Work required ▸ Repeat every record below exactly, leaving out the pictures.

Records provided ▸
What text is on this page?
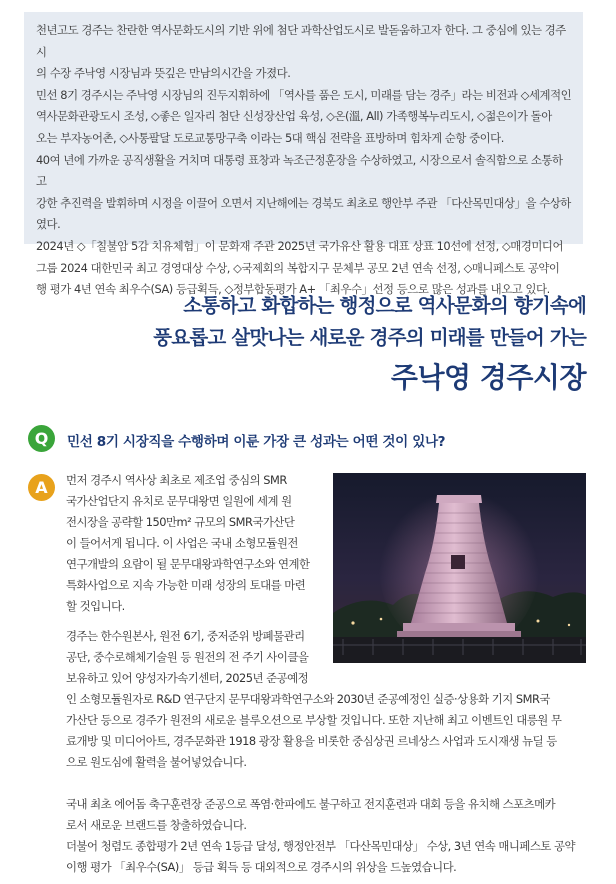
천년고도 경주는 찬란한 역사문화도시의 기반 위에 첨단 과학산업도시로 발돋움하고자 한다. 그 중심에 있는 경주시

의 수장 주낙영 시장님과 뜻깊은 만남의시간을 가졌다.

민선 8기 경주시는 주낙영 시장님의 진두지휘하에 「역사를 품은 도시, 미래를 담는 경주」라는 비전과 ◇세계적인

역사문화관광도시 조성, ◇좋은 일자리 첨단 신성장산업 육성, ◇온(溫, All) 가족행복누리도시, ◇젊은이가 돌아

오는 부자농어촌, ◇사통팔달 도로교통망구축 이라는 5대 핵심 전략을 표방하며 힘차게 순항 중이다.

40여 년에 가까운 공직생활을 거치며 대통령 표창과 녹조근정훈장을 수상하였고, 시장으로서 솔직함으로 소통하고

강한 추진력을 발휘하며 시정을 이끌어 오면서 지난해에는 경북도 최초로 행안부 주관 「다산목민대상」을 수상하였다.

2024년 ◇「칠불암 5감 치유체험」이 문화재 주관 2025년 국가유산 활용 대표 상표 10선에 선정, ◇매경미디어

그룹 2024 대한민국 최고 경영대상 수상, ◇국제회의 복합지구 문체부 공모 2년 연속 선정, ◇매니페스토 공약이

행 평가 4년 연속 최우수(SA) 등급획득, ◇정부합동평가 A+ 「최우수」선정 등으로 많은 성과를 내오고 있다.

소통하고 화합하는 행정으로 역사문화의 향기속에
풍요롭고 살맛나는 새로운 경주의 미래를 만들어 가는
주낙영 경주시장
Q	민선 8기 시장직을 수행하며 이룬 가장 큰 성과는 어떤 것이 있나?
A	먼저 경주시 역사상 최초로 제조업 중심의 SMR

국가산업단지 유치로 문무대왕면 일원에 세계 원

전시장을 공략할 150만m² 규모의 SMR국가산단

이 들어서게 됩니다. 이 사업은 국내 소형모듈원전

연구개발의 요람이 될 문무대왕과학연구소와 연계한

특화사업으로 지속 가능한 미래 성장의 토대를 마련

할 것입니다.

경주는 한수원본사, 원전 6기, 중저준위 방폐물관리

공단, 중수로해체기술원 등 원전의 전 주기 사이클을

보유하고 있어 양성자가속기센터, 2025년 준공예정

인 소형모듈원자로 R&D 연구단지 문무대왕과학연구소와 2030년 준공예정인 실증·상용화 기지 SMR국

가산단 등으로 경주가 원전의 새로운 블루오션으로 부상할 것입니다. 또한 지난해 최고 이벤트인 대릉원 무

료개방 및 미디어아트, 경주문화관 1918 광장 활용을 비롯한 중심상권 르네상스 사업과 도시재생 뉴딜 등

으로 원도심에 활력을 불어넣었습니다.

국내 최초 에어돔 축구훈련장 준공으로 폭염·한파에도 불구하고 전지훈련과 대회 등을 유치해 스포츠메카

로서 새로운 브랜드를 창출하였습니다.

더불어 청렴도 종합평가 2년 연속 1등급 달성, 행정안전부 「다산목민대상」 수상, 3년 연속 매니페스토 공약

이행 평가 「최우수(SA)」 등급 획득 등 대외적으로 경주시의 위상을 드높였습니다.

Answer to the exercise ▸
What text is on this page?
천년고도 경주는 찬란한 역사문화도시의 기반 위에 첨단 과학산업도시로 발돋움하고자 한다. 그 중심에 있는 경주시

의 수장 주낙영 시장님과 뜻깊은 만남의시간을 가졌다.

민선 8기 경주시는 주낙영 시장님의 진두지휘하에 「역사를 품은 도시, 미래를 담는 경주」라는 비전과 ◇세계적인

역사문화관광도시 조성, ◇좋은 일자리 첨단 신성장산업 육성, ◇온(溫, All) 가족행복누리도시, ◇젊은이가 돌아

오는 부자농어촌, ◇사통팔달 도로교통망구축 이라는 5대 핵심 전략을 표방하며 힘차게 순항 중이다.

40여 년에 가까운 공직생활을 거치며 대통령 표창과 녹조근정훈장을 수상하였고, 시장으로서 솔직함으로 소통하고

강한 추진력을 발휘하며 시정을 이끌어 오면서 지난해에는 경북도 최초로 행안부 주관 「다산목민대상」을 수상하였다.

2024년 ◇「칠불암 5감 치유체험」이 문화재 주관 2025년 국가유산 활용 대표 상표 10선에 선정, ◇매경미디어

그룹 2024 대한민국 최고 경영대상 수상, ◇국제회의 복합지구 문체부 공모 2년 연속 선정, ◇매니페스토 공약이

행 평가 4년 연속 최우수(SA) 등급획득, ◇정부합동평가 A+ 「최우수」선정 등으로 많은 성과를 내오고 있다.

소통하고 화합하는 행정으로 역사문화의 향기속에
풍요롭고 살맛나는 새로운 경주의 미래를 만들어 가는
주낙영 경주시장
Q	민선 8기 시장직을 수행하며 이룬 가장 큰 성과는 어떤 것이 있나?
A	먼저 경주시 역사상 최초로 제조업 중심의 SMR

국가산업단지 유치로 문무대왕면 일원에 세계 원

전시장을 공략할 150만m² 규모의 SMR국가산단

이 들어서게 됩니다. 이 사업은 국내 소형모듈원전

연구개발의 요람이 될 문무대왕과학연구소와 연계한

특화사업으로 지속 가능한 미래 성장의 토대를 마련

할 것입니다.

경주는 한수원본사, 원전 6기, 중저준위 방폐물관리

공단, 중수로해체기술원 등 원전의 전 주기 사이클을

보유하고 있어 양성자가속기센터, 2025년 준공예정

인 소형모듈원자로 R&D 연구단지 문무대왕과학연구소와 2030년 준공예정인 실증·상용화 기지 SMR국

가산단 등으로 경주가 원전의 새로운 블루오션으로 부상할 것입니다. 또한 지난해 최고 이벤트인 대릉원 무

료개방 및 미디어아트, 경주문화관 1918 광장 활용을 비롯한 중심상권 르네상스 사업과 도시재생 뉴딜 등

으로 원도심에 활력을 불어넣었습니다.

국내 최초 에어돔 축구훈련장 준공으로 폭염·한파에도 불구하고 전지훈련과 대회 등을 유치해 스포츠메카

로서 새로운 브랜드를 창출하였습니다.

더불어 청렴도 종합평가 2년 연속 1등급 달성, 행정안전부 「다산목민대상」 수상, 3년 연속 매니페스토 공약

이행 평가 「최우수(SA)」 등급 획득 등 대외적으로 경주시의 위상을 드높였습니다.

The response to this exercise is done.